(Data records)
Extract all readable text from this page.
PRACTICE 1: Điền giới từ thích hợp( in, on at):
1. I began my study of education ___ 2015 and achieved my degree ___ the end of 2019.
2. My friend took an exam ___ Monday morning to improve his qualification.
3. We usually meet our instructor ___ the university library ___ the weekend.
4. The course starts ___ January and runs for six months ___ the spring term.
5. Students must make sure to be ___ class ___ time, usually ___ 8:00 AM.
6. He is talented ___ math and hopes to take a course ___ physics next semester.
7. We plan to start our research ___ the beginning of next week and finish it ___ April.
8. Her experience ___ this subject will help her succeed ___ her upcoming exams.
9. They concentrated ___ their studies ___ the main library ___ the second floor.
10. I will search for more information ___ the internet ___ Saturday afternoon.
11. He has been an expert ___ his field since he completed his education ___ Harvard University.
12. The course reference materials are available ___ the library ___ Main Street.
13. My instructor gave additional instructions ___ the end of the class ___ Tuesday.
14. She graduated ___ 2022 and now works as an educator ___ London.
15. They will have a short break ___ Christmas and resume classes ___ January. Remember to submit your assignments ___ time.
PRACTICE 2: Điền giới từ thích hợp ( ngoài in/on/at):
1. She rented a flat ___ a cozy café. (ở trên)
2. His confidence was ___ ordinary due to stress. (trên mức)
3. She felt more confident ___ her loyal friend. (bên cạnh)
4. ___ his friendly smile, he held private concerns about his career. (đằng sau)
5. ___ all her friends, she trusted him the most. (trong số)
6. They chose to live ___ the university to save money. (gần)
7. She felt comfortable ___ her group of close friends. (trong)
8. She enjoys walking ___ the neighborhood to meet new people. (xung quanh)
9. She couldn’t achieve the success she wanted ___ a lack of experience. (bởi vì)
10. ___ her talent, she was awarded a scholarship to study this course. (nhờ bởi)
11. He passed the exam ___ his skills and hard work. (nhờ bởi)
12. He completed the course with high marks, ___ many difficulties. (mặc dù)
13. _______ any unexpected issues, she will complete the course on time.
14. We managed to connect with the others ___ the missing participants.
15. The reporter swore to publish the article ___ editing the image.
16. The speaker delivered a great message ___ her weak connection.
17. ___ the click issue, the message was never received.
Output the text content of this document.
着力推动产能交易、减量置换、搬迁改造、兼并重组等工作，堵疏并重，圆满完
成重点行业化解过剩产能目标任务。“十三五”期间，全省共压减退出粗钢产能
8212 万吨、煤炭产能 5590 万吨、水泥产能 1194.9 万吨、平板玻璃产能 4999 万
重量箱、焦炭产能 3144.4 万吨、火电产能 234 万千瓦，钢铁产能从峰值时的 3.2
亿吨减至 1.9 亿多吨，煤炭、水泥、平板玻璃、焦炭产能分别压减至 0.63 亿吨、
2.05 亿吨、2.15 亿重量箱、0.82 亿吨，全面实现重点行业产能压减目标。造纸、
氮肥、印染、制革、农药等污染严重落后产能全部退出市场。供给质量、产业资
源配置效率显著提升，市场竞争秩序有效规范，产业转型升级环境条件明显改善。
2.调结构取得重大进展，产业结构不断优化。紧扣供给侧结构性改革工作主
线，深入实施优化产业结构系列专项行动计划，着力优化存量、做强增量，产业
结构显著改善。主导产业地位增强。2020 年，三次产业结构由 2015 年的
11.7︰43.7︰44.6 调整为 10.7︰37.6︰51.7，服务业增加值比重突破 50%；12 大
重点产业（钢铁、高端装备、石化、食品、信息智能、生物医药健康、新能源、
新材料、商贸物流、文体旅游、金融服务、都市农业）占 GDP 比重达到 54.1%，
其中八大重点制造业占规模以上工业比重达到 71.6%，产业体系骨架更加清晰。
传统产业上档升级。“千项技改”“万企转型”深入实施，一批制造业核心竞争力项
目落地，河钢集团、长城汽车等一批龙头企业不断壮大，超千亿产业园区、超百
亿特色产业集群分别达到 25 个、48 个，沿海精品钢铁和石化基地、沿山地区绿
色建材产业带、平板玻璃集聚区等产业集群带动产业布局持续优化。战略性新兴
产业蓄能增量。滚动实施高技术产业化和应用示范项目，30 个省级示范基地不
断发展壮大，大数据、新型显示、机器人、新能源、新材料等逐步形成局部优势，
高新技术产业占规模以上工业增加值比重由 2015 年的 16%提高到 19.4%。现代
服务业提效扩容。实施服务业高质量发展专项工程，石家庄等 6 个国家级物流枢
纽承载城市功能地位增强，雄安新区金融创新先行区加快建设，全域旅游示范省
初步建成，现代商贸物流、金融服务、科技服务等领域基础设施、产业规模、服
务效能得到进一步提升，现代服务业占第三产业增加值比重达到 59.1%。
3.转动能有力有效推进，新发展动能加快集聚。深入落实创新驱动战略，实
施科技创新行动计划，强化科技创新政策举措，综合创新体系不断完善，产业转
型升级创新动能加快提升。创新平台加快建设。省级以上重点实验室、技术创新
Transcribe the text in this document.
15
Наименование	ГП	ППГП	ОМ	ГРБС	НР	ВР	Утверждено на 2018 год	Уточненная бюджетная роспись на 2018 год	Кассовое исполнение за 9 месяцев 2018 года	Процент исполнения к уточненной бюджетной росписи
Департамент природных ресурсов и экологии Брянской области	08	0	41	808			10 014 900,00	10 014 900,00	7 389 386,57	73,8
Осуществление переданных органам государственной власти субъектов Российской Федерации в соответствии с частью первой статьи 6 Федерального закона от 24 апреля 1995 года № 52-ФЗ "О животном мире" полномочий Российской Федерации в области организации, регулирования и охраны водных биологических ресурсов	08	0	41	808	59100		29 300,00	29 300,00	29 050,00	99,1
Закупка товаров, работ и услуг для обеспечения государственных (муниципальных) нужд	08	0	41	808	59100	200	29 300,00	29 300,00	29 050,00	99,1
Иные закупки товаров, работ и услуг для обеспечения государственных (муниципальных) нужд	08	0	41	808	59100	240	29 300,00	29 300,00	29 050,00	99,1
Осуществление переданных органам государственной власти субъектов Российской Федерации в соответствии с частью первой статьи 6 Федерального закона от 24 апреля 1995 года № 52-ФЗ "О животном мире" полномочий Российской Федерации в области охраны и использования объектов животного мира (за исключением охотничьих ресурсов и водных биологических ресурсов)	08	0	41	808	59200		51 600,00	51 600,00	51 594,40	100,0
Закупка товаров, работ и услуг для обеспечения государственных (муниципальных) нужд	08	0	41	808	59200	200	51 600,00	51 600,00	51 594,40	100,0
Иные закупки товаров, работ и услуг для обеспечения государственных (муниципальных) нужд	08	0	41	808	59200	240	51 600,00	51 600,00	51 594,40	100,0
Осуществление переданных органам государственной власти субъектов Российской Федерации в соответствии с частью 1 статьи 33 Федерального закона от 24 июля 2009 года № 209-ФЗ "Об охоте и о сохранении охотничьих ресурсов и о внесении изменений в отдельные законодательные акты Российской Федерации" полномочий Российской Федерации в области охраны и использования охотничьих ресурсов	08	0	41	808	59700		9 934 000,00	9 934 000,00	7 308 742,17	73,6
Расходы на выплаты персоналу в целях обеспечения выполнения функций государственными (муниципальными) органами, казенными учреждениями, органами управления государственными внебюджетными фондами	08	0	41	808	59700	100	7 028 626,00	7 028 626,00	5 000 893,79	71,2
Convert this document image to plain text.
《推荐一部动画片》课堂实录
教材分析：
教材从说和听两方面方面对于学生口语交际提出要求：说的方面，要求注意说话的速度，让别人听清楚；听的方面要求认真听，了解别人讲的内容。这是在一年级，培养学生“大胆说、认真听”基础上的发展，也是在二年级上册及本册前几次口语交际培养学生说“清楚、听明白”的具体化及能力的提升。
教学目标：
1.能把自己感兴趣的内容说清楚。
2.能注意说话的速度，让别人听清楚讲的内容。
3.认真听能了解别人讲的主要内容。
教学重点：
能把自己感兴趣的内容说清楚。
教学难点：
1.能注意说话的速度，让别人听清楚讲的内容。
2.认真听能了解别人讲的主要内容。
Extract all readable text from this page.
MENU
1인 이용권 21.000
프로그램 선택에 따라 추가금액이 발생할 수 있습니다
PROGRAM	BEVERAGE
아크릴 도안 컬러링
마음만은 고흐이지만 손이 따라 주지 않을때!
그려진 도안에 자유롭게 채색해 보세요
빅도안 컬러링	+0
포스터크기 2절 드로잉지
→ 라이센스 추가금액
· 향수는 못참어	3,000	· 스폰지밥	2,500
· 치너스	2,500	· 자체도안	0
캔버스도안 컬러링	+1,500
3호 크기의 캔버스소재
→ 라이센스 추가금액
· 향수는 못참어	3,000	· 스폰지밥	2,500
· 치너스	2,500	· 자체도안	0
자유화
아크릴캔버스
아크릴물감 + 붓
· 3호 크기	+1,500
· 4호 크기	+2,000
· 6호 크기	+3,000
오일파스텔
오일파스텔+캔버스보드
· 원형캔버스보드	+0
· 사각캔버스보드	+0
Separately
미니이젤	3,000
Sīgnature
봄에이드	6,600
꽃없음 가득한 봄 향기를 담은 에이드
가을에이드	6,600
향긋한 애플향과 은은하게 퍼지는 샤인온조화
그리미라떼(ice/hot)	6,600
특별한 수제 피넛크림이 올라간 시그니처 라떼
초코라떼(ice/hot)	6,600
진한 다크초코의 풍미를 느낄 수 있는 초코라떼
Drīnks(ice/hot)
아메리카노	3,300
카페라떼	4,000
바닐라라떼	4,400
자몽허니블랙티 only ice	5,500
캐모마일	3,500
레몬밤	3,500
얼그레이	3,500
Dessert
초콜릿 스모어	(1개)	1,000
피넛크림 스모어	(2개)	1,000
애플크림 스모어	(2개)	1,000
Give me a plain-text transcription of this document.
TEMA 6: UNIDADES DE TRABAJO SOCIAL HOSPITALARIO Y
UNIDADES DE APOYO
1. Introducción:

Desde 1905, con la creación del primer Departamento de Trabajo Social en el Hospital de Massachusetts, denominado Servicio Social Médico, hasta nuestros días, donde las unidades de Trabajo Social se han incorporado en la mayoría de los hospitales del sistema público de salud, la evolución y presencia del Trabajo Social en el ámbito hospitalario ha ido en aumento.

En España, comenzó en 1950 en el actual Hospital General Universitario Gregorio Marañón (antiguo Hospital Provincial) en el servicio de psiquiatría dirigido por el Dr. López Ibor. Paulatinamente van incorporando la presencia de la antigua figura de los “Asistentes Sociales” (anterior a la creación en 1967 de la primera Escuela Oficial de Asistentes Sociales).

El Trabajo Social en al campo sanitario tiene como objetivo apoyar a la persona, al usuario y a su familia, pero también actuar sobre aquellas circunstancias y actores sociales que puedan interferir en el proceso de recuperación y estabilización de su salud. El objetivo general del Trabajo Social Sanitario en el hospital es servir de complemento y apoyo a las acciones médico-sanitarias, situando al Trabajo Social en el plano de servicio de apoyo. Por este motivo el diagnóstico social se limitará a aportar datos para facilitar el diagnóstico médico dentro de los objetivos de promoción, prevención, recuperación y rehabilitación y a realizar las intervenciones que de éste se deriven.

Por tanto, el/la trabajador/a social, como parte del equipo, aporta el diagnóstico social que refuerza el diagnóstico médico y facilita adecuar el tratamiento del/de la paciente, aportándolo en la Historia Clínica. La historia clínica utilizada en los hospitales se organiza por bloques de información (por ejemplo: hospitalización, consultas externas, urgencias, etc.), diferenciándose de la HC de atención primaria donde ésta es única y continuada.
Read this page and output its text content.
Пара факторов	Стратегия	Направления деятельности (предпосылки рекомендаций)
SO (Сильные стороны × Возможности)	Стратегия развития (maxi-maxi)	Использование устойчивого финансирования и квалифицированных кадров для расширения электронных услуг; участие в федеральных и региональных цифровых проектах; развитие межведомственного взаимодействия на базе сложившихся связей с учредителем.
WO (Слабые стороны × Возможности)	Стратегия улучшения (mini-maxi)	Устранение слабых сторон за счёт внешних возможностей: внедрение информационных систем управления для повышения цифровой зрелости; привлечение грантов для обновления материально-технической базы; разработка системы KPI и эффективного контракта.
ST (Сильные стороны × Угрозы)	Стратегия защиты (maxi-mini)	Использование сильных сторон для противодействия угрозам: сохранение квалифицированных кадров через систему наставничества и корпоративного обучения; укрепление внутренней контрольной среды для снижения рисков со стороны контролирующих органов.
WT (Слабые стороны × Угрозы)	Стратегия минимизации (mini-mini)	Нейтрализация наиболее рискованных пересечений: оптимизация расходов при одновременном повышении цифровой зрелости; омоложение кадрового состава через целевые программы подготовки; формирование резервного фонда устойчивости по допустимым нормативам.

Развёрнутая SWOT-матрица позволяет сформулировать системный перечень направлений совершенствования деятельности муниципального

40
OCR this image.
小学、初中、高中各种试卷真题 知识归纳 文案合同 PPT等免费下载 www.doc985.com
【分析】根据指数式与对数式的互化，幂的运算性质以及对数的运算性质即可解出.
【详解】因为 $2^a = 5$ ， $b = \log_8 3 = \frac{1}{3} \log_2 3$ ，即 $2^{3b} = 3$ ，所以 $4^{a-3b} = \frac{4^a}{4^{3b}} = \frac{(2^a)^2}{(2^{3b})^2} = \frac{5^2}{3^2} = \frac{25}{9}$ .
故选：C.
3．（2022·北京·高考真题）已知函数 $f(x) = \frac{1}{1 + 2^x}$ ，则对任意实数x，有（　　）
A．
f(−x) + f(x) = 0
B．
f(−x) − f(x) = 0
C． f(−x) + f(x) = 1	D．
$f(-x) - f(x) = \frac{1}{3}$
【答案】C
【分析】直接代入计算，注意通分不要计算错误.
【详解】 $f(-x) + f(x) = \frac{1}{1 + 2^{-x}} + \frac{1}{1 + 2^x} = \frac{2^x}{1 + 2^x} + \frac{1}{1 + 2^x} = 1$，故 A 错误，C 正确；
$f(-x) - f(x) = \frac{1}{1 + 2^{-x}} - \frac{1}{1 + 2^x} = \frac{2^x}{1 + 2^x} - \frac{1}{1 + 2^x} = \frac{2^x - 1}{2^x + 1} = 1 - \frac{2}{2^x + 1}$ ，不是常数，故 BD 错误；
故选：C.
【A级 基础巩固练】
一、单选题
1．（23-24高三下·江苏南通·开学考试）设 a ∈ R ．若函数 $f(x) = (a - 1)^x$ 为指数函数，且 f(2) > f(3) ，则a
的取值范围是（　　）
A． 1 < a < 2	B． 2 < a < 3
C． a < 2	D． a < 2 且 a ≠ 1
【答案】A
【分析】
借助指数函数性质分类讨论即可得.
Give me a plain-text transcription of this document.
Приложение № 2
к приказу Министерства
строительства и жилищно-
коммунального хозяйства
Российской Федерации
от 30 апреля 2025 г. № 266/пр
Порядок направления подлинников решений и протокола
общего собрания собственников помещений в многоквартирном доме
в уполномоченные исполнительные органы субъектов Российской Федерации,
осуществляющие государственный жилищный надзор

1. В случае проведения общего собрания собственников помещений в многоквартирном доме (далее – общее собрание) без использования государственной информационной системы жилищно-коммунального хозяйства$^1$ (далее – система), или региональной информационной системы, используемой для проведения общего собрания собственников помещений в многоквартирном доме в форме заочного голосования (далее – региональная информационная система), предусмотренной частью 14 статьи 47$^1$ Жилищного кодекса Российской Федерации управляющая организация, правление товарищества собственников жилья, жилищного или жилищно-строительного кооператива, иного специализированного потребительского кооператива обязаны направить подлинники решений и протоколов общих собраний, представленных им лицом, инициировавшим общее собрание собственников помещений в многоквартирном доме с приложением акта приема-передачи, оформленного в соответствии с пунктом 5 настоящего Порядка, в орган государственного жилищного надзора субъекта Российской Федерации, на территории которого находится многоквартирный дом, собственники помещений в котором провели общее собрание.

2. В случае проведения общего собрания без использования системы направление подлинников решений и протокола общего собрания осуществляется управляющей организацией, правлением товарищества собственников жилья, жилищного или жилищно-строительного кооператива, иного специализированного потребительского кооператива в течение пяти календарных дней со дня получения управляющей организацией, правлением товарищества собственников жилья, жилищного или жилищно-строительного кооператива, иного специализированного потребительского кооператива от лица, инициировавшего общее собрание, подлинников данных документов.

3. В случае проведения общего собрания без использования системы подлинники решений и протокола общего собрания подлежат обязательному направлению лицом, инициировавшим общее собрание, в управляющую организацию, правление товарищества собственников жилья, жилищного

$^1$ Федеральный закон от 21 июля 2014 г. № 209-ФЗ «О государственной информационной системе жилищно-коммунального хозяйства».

* **EXERCISE**
Copy out every line from the records that has the word "message".

* **PROBLEM SOLUTION**
16. The speaker delivered a great message ___ her weak connection.
17. ___ the click issue, the message was never received.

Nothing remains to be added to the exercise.